**DATA PROVIDED:**
------------------------

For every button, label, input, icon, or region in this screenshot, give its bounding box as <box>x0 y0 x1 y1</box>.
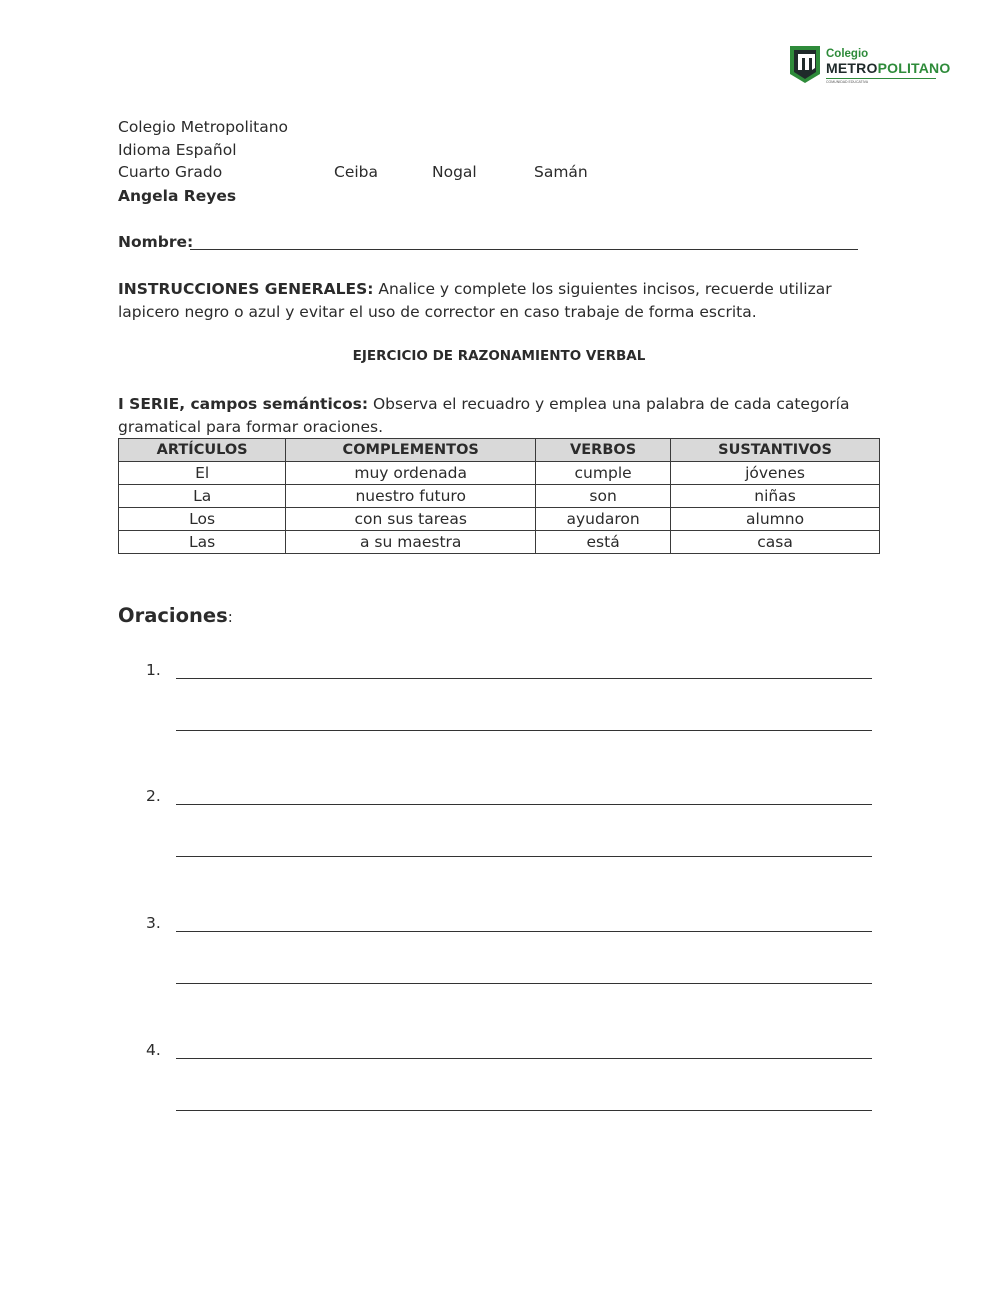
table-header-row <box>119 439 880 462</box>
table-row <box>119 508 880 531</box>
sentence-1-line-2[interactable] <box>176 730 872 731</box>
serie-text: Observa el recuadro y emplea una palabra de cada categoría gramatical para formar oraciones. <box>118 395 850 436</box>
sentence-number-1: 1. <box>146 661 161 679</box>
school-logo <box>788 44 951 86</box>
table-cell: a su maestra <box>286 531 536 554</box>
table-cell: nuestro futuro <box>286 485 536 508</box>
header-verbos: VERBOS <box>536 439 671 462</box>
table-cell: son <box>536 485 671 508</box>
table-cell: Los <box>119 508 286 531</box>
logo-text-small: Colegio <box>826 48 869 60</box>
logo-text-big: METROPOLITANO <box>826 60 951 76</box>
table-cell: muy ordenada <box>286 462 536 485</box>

------------------------

**TASK:**
Quote word for word everything from the start of the entries above down to and including the line that contains "sentence-1-line-2[interactable] <box>176 730", leaving out the pictures.

**REPLY:**
For every button, label, input, icon, or region in this screenshot, give its bounding box as <box>x0 y0 x1 y1</box>.
table-header-row <box>119 439 880 462</box>
table-row <box>119 508 880 531</box>
sentence-1-line-2[interactable] <box>176 730 872 731</box>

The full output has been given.